— start of Recorded data —

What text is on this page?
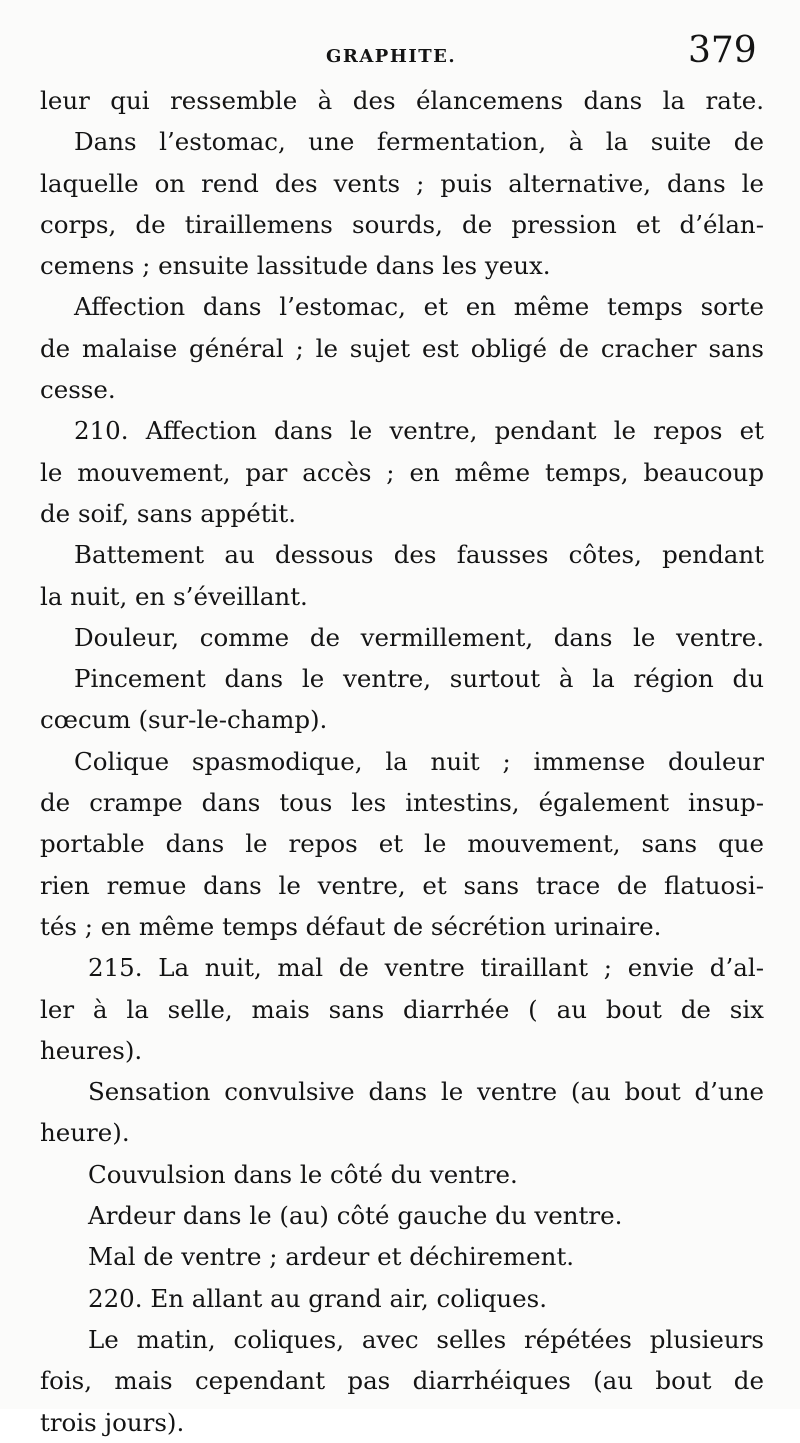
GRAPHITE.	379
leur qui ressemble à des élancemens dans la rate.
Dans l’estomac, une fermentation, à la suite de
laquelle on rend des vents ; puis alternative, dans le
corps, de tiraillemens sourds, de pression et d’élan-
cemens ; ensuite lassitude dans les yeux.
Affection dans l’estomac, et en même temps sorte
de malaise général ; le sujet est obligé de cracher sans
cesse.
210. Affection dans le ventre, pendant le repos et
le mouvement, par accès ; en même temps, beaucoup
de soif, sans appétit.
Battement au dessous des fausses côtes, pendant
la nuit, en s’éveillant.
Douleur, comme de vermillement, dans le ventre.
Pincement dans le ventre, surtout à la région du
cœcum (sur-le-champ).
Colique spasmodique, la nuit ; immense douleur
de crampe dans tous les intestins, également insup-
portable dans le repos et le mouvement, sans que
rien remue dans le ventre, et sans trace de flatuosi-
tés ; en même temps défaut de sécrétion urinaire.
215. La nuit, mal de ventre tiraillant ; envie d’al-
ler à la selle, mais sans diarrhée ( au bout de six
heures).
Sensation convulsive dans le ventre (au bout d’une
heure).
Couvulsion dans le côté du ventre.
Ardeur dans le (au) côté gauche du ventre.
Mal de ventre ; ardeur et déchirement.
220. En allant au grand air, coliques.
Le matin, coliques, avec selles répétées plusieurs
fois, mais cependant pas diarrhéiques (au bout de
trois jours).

— end of Recorded data —

◆ **To do**: The records above must be printed exactly; the pictures stay out.

◆ **Answer to the task**:
What text is on this page?
GRAPHITE.	379
leur qui ressemble à des élancemens dans la rate.
Dans l’estomac, une fermentation, à la suite de
laquelle on rend des vents ; puis alternative, dans le
corps, de tiraillemens sourds, de pression et d’élan-
cemens ; ensuite lassitude dans les yeux.
Affection dans l’estomac, et en même temps sorte
de malaise général ; le sujet est obligé de cracher sans
cesse.
210. Affection dans le ventre, pendant le repos et
le mouvement, par accès ; en même temps, beaucoup
de soif, sans appétit.
Battement au dessous des fausses côtes, pendant
la nuit, en s’éveillant.
Douleur, comme de vermillement, dans le ventre.
Pincement dans le ventre, surtout à la région du
cœcum (sur-le-champ).
Colique spasmodique, la nuit ; immense douleur
de crampe dans tous les intestins, également insup-
portable dans le repos et le mouvement, sans que
rien remue dans le ventre, et sans trace de flatuosi-
tés ; en même temps défaut de sécrétion urinaire.
215. La nuit, mal de ventre tiraillant ; envie d’al-
ler à la selle, mais sans diarrhée ( au bout de six
heures).
Sensation convulsive dans le ventre (au bout d’une
heure).
Couvulsion dans le côté du ventre.
Ardeur dans le (au) côté gauche du ventre.
Mal de ventre ; ardeur et déchirement.
220. En allant au grand air, coliques.
Le matin, coliques, avec selles répétées plusieurs
fois, mais cependant pas diarrhéiques (au bout de
trois jours).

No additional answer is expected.